▶ Exercise brief
Reproduce the records below in full and exactly, without their images.

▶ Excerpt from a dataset
○ ○ ○ ○

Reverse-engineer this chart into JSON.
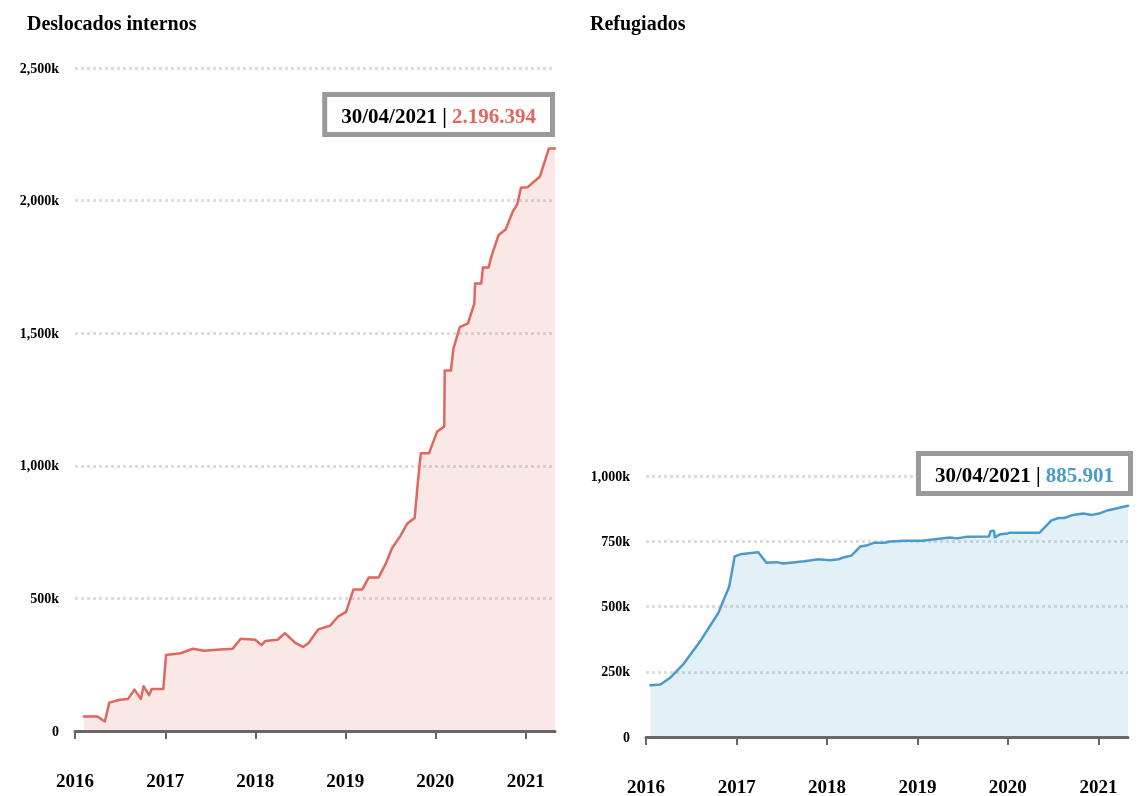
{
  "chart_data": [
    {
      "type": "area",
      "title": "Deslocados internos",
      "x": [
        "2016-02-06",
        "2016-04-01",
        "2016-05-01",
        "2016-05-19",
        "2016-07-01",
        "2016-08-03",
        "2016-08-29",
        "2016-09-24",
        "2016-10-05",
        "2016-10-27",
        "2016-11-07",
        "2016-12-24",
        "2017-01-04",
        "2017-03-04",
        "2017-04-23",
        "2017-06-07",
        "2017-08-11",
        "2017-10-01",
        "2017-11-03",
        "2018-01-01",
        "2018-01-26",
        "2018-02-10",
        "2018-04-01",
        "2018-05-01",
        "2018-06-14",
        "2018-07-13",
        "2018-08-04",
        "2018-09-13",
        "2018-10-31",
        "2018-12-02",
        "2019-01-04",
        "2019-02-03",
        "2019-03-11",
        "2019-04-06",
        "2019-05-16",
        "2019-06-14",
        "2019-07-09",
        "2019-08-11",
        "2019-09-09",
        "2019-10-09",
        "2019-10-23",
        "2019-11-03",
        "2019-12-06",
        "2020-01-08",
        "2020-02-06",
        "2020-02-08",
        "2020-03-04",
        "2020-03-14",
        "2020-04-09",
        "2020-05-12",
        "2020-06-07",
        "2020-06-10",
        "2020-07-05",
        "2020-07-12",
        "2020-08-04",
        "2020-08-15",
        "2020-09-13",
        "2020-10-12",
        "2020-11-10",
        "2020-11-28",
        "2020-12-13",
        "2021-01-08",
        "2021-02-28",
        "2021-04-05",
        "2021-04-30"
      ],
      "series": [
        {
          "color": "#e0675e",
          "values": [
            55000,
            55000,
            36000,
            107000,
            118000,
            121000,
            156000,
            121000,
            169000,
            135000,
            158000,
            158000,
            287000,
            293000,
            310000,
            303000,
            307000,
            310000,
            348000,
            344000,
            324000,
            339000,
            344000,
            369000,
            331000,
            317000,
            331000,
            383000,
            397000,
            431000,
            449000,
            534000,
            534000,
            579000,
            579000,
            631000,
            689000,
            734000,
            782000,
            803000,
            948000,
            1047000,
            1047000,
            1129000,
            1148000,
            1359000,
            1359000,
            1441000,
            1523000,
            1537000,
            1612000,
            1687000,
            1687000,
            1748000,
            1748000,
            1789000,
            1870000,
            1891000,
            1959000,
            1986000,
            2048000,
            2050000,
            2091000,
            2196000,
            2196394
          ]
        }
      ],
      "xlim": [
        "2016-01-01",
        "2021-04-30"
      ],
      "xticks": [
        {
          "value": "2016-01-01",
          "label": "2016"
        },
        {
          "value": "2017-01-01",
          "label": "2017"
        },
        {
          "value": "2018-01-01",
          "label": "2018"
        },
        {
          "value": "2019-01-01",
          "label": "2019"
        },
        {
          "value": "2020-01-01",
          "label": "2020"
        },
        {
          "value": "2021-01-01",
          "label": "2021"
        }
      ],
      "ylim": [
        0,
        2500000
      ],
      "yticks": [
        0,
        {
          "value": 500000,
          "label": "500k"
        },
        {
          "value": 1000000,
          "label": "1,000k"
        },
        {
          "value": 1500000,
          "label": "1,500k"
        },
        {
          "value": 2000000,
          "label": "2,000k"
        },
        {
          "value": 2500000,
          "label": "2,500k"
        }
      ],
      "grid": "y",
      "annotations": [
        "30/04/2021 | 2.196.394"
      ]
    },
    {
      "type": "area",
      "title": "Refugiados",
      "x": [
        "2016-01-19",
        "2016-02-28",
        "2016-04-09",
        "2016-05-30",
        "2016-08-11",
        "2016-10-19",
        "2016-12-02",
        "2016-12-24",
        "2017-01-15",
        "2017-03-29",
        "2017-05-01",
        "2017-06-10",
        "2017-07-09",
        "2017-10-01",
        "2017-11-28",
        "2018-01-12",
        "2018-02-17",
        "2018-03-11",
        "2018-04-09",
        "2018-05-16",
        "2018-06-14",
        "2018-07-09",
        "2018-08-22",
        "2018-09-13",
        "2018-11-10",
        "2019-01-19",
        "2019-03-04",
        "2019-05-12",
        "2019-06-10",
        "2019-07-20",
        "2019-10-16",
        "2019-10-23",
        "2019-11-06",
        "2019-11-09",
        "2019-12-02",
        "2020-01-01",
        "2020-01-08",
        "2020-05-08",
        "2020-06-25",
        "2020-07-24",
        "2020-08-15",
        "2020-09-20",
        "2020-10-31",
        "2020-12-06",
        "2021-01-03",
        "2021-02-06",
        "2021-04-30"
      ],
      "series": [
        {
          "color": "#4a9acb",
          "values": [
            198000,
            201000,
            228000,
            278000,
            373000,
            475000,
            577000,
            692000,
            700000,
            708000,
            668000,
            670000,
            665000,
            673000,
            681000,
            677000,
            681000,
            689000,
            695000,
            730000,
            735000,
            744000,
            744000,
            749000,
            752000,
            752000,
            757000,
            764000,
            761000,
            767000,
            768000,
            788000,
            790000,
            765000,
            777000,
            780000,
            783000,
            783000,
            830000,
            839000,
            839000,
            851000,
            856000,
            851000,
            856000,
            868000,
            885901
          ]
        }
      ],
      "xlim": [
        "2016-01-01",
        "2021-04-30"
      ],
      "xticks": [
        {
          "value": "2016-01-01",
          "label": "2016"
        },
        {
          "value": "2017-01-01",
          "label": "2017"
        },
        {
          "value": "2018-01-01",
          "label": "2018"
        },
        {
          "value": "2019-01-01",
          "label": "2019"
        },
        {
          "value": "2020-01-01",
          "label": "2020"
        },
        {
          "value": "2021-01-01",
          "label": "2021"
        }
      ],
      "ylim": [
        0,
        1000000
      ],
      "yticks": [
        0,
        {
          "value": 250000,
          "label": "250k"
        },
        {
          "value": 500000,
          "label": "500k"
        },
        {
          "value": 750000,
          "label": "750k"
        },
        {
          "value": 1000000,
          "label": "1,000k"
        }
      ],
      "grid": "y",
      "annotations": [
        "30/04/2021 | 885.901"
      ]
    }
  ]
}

○ ○ ○ ○

▶ Output
Reverse-engineer this chart into JSON.
{
  "chart_data": [
    {
      "type": "area",
      "title": "Deslocados internos",
      "x": [
        "2016-02-06",
        "2016-04-01",
        "2016-05-01",
        "2016-05-19",
        "2016-07-01",
        "2016-08-03",
        "2016-08-29",
        "2016-09-24",
        "2016-10-05",
        "2016-10-27",
        "2016-11-07",
        "2016-12-24",
        "2017-01-04",
        "2017-03-04",
        "2017-04-23",
        "2017-06-07",
        "2017-08-11",
        "2017-10-01",
        "2017-11-03",
        "2018-01-01",
        "2018-01-26",
        "2018-02-10",
        "2018-04-01",
        "2018-05-01",
        "2018-06-14",
        "2018-07-13",
        "2018-08-04",
        "2018-09-13",
        "2018-10-31",
        "2018-12-02",
        "2019-01-04",
        "2019-02-03",
        "2019-03-11",
        "2019-04-06",
        "2019-05-16",
        "2019-06-14",
        "2019-07-09",
        "2019-08-11",
        "2019-09-09",
        "2019-10-09",
        "2019-10-23",
        "2019-11-03",
        "2019-12-06",
        "2020-01-08",
        "2020-02-06",
        "2020-02-08",
        "2020-03-04",
        "2020-03-14",
        "2020-04-09",
        "2020-05-12",
        "2020-06-07",
        "2020-06-10",
        "2020-07-05",
        "2020-07-12",
        "2020-08-04",
        "2020-08-15",
        "2020-09-13",
        "2020-10-12",
        "2020-11-10",
        "2020-11-28",
        "2020-12-13",
        "2021-01-08",
        "2021-02-28",
        "2021-04-05",
        "2021-04-30"
      ],
      "series": [
        {
          "color": "#e0675e",
          "values": [
            55000,
            55000,
            36000,
            107000,
            118000,
            121000,
            156000,
            121000,
            169000,
            135000,
            158000,
            158000,
            287000,
            293000,
            310000,
            303000,
            307000,
            310000,
            348000,
            344000,
            324000,
            339000,
            344000,
            369000,
            331000,
            317000,
            331000,
            383000,
            397000,
            431000,
            449000,
            534000,
            534000,
            579000,
            579000,
            631000,
            689000,
            734000,
            782000,
            803000,
            948000,
            1047000,
            1047000,
            1129000,
            1148000,
            1359000,
            1359000,
            1441000,
            1523000,
            1537000,
            1612000,
            1687000,
            1687000,
            1748000,
            1748000,
            1789000,
            1870000,
            1891000,
            1959000,
            1986000,
            2048000,
            2050000,
            2091000,
            2196000,
            2196394
          ]
        }
      ],
      "xlim": [
        "2016-01-01",
        "2021-04-30"
      ],
      "xticks": [
        {
          "value": "2016-01-01",
          "label": "2016"
        },
        {
          "value": "2017-01-01",
          "label": "2017"
        },
        {
          "value": "2018-01-01",
          "label": "2018"
        },
        {
          "value": "2019-01-01",
          "label": "2019"
        },
        {
          "value": "2020-01-01",
          "label": "2020"
        },
        {
          "value": "2021-01-01",
          "label": "2021"
        }
      ],
      "ylim": [
        0,
        2500000
      ],
      "yticks": [
        0,
        {
          "value": 500000,
          "label": "500k"
        },
        {
          "value": 1000000,
          "label": "1,000k"
        },
        {
          "value": 1500000,
          "label": "1,500k"
        },
        {
          "value": 2000000,
          "label": "2,000k"
        },
        {
          "value": 2500000,
          "label": "2,500k"
        }
      ],
      "grid": "y",
      "annotations": [
        "30/04/2021 | 2.196.394"
      ]
    },
    {
      "type": "area",
      "title": "Refugiados",
      "x": [
        "2016-01-19",
        "2016-02-28",
        "2016-04-09",
        "2016-05-30",
        "2016-08-11",
        "2016-10-19",
        "2016-12-02",
        "2016-12-24",
        "2017-01-15",
        "2017-03-29",
        "2017-05-01",
        "2017-06-10",
        "2017-07-09",
        "2017-10-01",
        "2017-11-28",
        "2018-01-12",
        "2018-02-17",
        "2018-03-11",
        "2018-04-09",
        "2018-05-16",
        "2018-06-14",
        "2018-07-09",
        "2018-08-22",
        "2018-09-13",
        "2018-11-10",
        "2019-01-19",
        "2019-03-04",
        "2019-05-12",
        "2019-06-10",
        "2019-07-20",
        "2019-10-16",
        "2019-10-23",
        "2019-11-06",
        "2019-11-09",
        "2019-12-02",
        "2020-01-01",
        "2020-01-08",
        "2020-05-08",
        "2020-06-25",
        "2020-07-24",
        "2020-08-15",
        "2020-09-20",
        "2020-10-31",
        "2020-12-06",
        "2021-01-03",
        "2021-02-06",
        "2021-04-30"
      ],
      "series": [
        {
          "color": "#4a9acb",
          "values": [
            198000,
            201000,
            228000,
            278000,
            373000,
            475000,
            577000,
            692000,
            700000,
            708000,
            668000,
            670000,
            665000,
            673000,
            681000,
            677000,
            681000,
            689000,
            695000,
            730000,
            735000,
            744000,
            744000,
            749000,
            752000,
            752000,
            757000,
            764000,
            761000,
            767000,
            768000,
            788000,
            790000,
            765000,
            777000,
            780000,
            783000,
            783000,
            830000,
            839000,
            839000,
            851000,
            856000,
            851000,
            856000,
            868000,
            885901
          ]
        }
      ],
      "xlim": [
        "2016-01-01",
        "2021-04-30"
      ],
      "xticks": [
        {
          "value": "2016-01-01",
          "label": "2016"
        },
        {
          "value": "2017-01-01",
          "label": "2017"
        },
        {
          "value": "2018-01-01",
          "label": "2018"
        },
        {
          "value": "2019-01-01",
          "label": "2019"
        },
        {
          "value": "2020-01-01",
          "label": "2020"
        },
        {
          "value": "2021-01-01",
          "label": "2021"
        }
      ],
      "ylim": [
        0,
        1000000
      ],
      "yticks": [
        0,
        {
          "value": 250000,
          "label": "250k"
        },
        {
          "value": 500000,
          "label": "500k"
        },
        {
          "value": 750000,
          "label": "750k"
        },
        {
          "value": 1000000,
          "label": "1,000k"
        }
      ],
      "grid": "y",
      "annotations": [
        "30/04/2021 | 885.901"
      ]
    }
  ]
}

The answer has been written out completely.